▸ **Prompt**
Find and copy lines holding "constraints".

▸ **Input records**

━━━━━━━━━━

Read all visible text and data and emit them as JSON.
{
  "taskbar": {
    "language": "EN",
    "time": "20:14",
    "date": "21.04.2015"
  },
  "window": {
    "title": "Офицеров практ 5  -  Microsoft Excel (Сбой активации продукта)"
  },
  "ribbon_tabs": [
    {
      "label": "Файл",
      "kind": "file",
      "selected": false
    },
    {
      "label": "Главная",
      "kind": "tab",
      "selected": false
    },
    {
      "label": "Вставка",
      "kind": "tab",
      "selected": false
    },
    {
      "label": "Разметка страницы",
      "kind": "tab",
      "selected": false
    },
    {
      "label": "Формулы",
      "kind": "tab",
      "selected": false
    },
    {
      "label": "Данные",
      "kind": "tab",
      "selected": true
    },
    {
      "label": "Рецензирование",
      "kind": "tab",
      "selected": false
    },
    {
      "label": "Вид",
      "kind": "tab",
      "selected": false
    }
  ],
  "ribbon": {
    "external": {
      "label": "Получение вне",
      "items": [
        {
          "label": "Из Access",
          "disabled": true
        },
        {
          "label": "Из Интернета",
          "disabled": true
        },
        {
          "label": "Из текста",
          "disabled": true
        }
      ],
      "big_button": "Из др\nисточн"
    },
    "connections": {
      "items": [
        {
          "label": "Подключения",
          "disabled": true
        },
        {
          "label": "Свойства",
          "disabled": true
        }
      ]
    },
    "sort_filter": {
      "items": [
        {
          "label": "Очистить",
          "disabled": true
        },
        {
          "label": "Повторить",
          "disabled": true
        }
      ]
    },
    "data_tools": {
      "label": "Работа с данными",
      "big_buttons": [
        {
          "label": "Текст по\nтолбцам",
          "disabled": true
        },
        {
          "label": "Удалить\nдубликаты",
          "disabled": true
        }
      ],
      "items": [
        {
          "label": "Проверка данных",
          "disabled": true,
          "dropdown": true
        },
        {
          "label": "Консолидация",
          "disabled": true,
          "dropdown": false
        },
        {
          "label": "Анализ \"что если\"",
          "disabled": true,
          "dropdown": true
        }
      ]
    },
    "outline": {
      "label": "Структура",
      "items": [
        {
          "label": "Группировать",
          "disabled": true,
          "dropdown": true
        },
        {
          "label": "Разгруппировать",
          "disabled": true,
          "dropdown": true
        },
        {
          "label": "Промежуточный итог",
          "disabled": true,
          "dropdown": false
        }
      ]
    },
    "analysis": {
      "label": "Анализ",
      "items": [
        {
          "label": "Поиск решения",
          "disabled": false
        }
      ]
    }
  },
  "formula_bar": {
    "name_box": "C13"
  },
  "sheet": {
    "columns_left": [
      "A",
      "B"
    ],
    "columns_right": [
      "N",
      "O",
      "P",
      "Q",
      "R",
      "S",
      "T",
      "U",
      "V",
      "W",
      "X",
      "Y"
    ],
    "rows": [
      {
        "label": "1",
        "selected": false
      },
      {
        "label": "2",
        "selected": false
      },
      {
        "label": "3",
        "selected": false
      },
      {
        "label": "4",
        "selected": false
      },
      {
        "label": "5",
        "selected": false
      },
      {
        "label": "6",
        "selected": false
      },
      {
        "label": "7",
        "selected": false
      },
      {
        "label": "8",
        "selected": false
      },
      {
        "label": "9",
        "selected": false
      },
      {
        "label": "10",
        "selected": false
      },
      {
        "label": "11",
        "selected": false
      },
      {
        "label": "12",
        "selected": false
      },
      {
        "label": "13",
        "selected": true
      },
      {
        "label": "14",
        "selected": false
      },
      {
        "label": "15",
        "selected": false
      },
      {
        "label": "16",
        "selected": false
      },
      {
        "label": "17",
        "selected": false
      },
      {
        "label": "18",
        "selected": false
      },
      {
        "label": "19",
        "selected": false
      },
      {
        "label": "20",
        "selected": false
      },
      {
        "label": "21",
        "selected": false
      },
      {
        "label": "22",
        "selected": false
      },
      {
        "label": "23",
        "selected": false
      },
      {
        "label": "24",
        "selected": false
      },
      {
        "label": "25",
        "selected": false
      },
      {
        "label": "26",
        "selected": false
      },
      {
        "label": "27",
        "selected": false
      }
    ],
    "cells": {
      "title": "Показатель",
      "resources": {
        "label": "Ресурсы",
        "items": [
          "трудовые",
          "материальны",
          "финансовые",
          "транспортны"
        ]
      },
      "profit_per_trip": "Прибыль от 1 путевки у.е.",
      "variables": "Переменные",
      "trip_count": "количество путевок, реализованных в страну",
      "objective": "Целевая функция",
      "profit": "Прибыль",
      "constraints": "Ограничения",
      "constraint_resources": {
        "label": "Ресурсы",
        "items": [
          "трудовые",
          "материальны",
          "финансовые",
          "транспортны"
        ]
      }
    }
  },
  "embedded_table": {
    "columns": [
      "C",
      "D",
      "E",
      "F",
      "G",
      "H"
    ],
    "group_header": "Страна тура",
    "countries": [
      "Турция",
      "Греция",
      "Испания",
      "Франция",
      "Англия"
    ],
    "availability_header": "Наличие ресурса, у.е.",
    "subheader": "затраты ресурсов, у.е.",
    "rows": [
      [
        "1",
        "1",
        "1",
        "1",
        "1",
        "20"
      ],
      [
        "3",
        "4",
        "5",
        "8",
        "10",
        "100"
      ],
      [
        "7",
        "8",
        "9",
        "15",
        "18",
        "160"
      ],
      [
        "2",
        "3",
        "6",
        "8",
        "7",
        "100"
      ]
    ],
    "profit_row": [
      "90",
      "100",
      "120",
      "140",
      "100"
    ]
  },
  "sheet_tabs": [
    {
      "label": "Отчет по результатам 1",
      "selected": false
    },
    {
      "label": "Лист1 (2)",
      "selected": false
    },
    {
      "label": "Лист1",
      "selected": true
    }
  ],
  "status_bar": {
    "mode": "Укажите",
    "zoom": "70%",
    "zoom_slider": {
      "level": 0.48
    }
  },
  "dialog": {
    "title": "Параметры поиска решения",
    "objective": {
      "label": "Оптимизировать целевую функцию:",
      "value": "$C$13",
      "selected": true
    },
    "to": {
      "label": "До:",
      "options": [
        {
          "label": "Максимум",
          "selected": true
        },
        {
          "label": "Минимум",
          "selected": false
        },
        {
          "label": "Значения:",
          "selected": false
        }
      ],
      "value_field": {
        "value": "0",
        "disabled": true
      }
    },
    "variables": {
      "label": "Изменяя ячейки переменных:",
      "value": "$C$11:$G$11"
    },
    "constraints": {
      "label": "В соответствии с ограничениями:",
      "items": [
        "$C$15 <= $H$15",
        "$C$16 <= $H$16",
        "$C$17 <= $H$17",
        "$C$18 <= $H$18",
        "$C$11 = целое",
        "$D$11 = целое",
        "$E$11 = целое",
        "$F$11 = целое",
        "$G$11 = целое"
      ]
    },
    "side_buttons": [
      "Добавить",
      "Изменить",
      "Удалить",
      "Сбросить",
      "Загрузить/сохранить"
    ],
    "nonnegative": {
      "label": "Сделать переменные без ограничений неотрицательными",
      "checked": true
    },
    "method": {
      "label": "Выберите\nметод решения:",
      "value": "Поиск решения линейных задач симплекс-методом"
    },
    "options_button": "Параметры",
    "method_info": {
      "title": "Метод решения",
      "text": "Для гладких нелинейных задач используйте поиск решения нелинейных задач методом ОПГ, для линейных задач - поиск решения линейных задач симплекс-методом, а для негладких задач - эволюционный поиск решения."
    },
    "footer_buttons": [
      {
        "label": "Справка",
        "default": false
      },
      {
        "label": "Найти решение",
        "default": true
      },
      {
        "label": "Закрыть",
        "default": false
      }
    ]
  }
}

━━━━━━━━━━

▸ **Exercise solution**
      "constraints": "Ограничения",
    "constraints": {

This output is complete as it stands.